_PROVIDED RECORDS_
+--

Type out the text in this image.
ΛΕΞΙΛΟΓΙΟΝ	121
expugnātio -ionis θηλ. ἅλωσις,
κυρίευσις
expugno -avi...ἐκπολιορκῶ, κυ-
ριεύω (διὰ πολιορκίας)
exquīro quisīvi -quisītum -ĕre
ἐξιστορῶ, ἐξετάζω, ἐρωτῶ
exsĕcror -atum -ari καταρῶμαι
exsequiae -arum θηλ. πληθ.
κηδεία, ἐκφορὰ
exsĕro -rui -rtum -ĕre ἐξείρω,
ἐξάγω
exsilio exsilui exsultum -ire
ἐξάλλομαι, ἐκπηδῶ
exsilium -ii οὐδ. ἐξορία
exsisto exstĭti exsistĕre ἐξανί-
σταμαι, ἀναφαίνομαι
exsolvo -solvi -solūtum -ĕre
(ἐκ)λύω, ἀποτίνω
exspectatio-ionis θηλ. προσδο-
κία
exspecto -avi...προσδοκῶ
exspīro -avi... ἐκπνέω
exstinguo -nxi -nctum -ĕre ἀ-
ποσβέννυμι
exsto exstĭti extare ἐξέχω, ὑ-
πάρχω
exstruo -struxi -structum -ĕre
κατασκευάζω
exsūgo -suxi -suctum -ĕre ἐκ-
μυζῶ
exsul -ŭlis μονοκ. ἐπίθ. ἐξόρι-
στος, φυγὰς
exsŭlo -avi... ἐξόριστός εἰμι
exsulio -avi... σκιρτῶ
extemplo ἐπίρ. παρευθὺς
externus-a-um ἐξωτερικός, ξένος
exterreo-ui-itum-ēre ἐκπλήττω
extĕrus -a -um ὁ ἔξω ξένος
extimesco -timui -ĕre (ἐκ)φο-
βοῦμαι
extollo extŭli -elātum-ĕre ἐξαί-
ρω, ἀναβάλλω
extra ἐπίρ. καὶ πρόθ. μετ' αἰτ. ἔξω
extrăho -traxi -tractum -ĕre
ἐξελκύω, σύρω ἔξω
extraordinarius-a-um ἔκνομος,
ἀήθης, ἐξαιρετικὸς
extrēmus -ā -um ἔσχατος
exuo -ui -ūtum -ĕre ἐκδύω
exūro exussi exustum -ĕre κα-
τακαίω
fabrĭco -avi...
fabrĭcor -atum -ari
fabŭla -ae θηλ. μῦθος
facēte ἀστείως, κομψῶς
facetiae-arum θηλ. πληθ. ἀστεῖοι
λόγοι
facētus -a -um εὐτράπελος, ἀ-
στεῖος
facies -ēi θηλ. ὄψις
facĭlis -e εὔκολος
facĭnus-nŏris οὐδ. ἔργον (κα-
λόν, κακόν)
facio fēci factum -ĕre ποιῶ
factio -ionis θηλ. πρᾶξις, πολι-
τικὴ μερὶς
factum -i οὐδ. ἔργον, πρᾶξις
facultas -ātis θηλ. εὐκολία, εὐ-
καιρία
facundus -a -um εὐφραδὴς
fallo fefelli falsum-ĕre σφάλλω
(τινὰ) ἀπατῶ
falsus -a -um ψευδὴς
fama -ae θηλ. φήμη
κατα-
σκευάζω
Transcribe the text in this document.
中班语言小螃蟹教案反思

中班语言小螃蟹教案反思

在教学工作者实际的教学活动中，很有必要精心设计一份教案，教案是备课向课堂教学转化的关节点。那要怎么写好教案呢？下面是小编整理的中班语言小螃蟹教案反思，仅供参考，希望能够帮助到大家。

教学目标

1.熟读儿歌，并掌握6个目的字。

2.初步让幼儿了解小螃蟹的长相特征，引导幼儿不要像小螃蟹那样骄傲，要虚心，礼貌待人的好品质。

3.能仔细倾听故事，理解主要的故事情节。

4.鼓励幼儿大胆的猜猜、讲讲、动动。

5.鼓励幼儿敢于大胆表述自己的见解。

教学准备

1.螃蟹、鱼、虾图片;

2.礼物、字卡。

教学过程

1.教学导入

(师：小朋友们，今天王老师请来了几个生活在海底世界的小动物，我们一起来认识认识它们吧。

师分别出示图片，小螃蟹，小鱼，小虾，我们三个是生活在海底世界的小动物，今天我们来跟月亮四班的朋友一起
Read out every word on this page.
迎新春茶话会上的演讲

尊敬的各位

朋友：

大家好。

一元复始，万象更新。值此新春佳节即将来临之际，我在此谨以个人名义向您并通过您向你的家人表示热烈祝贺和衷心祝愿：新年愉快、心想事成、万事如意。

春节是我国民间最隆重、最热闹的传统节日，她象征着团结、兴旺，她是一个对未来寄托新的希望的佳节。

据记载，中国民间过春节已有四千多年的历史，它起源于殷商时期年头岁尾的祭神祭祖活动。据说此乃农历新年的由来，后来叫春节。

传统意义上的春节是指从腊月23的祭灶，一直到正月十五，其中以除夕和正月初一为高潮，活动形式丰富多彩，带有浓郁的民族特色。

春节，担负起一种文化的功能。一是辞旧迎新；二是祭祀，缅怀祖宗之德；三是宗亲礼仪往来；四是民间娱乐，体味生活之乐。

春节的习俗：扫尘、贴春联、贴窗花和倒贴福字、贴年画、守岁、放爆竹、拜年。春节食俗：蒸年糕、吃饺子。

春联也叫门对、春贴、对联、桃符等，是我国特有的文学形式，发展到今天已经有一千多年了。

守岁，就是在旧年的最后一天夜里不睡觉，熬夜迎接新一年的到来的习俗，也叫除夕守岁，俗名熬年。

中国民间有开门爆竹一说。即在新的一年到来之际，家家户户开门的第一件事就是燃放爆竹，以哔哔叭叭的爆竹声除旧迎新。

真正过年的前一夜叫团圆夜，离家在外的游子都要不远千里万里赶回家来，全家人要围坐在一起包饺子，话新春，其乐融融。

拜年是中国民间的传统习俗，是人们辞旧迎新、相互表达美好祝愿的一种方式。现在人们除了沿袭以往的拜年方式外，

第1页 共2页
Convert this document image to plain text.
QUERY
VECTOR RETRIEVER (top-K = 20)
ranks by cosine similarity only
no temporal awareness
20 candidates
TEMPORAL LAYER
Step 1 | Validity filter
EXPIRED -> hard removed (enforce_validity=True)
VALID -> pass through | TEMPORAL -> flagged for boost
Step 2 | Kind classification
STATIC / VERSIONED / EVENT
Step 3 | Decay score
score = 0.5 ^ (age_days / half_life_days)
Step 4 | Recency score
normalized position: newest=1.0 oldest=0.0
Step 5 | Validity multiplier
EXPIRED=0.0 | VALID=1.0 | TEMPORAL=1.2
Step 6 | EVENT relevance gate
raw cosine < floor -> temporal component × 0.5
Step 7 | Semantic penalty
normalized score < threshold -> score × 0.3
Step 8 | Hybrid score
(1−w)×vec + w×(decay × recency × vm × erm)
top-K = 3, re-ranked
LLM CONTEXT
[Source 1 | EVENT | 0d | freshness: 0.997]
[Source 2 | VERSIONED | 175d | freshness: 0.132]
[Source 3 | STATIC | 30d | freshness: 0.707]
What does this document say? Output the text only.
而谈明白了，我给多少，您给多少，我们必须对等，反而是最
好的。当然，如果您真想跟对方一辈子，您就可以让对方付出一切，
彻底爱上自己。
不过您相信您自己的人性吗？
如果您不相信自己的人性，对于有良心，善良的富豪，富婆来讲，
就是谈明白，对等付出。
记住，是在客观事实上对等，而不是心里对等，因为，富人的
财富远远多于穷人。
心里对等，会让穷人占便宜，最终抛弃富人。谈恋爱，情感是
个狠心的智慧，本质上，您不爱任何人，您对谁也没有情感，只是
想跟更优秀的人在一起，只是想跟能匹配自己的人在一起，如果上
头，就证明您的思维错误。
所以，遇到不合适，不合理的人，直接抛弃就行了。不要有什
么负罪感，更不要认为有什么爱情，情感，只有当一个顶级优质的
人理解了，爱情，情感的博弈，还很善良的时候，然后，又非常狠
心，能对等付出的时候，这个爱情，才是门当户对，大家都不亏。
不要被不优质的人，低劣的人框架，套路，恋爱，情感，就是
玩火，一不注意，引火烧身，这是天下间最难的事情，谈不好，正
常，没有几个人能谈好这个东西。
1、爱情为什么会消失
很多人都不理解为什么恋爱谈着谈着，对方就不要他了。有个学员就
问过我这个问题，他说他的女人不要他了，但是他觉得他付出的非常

+--

_WRITTEN TASK_
Which lines above contain the word "only"? Copy each of them.

_OUTPUT FOR THIS EXERCISE_
ranks by cosine similarity only
What does this document say? Output the text only.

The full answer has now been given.